» **EXCERPT PROVIDED**
# # # # # # #
Oops. Sorry, I missed all the replies. Thanks everyone!

I tried the EnableWindow() and theApp.PumpMessage(); approach and it worked like a charm. The only downside that I've encountered so far is that when the main window is in "disabled" mode, it disappears from the task bar and from the task switch (Alt+Tab), as well as it doesn't respond if I try to switch focus to it by clicking on it. But everything gets back to normal after a call to EnableWindow(TRUE).

----------


## Arjay

> The only downside that I've encountered so far is that when the main window is in "disabled" mode, it disappears from the task bar and from the task switch (Alt+Tab), as well as it doesn't respond if I try to switch focus to it by clicking on it. But everything gets back to normal after a call to EnableWindow(TRUE).


Yep.  That's why the proper way to do lengthy processing is in a separate thread.

Many developers don't like using a second thread because they think it's too complex. Imo, sometimes a program gets more complex trying to keep everthing working in a single thread than rather going to a secondary thread from the start.

----------


## ahmd

Arjay, I agree with you but believe me it would be much more complicated for us to put everything into a separate thread -- I'd definitely do it if I was to start from scratch.

I wish I could only put this main window into a modal loop for a duration of this processing. Is there any way to do that?

----------


## Arjay

Naw, it's not worth it.  Chalk this one up to experience.  Next time put the lengthy processing in another thread.  It takes a bit of time to ramp up to multi-threading, but once you do it, you'll actually find it's easier to do. 

With multi-threading you can control the start, pause, resume, and stop of the secondary operation - it actually turns out to be easier than trying to do all in the main thread.  Sshhh, it's kind of a secret.

----------


## ahmd

> Naw, it's not worth it.  Chalk this one up to experience.


What do you mean -- putting the main window into a modal loop? Can someone explain if it's possible to do that?

----------


## Arjay

> What do you mean -- putting the main window into a modal loop?


A basic UI design goal is for the UI to remain responsive to the user through any operations.  The simplest way to do this is put long running or cpu intensive operations into a separate thread.  That way, you can control the thread from the UI thread (start, pause, resume, stop, etc.) and the UI thread remains totally responsive.
# # # # # # #
» **INFORMATION SHOWN**
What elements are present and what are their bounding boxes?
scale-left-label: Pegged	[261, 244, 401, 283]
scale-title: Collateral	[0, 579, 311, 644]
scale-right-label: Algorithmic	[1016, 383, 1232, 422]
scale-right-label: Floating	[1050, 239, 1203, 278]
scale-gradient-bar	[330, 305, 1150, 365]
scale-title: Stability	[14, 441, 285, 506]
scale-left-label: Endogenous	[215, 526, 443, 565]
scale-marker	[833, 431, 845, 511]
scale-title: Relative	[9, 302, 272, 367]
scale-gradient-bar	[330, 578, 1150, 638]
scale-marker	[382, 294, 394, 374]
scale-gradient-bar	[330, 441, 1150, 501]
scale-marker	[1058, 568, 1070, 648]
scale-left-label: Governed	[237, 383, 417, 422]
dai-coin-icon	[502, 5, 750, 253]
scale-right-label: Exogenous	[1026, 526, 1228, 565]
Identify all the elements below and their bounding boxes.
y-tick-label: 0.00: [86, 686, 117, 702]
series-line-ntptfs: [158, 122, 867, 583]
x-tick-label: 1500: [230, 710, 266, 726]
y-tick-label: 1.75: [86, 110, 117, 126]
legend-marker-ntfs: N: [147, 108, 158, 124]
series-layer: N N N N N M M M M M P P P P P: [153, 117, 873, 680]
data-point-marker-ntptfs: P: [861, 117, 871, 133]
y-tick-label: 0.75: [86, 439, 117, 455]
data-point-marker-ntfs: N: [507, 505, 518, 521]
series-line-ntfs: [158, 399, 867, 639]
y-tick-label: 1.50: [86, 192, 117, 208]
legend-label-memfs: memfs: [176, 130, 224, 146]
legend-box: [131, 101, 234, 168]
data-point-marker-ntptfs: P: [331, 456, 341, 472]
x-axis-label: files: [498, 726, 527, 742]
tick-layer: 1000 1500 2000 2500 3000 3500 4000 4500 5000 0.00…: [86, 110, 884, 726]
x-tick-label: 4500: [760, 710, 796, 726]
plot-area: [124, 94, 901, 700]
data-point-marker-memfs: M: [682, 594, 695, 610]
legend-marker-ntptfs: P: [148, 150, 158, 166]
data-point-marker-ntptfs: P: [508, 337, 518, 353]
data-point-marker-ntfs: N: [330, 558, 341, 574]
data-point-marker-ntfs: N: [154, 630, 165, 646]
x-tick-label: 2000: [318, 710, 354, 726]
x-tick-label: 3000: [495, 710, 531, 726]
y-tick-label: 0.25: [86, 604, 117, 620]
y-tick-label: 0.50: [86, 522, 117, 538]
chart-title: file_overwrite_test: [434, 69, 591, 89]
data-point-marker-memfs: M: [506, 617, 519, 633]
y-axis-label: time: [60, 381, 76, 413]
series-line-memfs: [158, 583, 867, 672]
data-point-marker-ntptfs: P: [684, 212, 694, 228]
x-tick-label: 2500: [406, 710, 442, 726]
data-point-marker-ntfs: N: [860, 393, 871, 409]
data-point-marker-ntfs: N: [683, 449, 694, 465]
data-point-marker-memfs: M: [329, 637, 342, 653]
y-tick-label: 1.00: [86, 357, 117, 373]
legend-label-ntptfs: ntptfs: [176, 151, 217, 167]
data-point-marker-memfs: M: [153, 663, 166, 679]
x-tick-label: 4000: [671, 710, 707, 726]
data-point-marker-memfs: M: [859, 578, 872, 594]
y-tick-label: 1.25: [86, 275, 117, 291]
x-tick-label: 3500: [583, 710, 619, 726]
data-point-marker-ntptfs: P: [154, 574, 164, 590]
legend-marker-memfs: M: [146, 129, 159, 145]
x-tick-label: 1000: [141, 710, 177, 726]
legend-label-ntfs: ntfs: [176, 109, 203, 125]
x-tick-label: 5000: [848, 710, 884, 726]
# # # # # # #
Condense the forum thread's paragraph beginning "I tried the EnableWindow()" into a short bulleted list that keeps its main facts. The records were taken from a separate source.

» **SOLUTION TO THIS EXERCISE**
- The EnableWindow() and theApp.PumpMessage(); approach worked well.
- While the main window is disabled, it disappears from the task bar and the Alt+Tab task switch.
- While disabled, it also doesn't respond to clicks meant to switch focus to it.
- Calling EnableWindow(TRUE) restores normal behavior.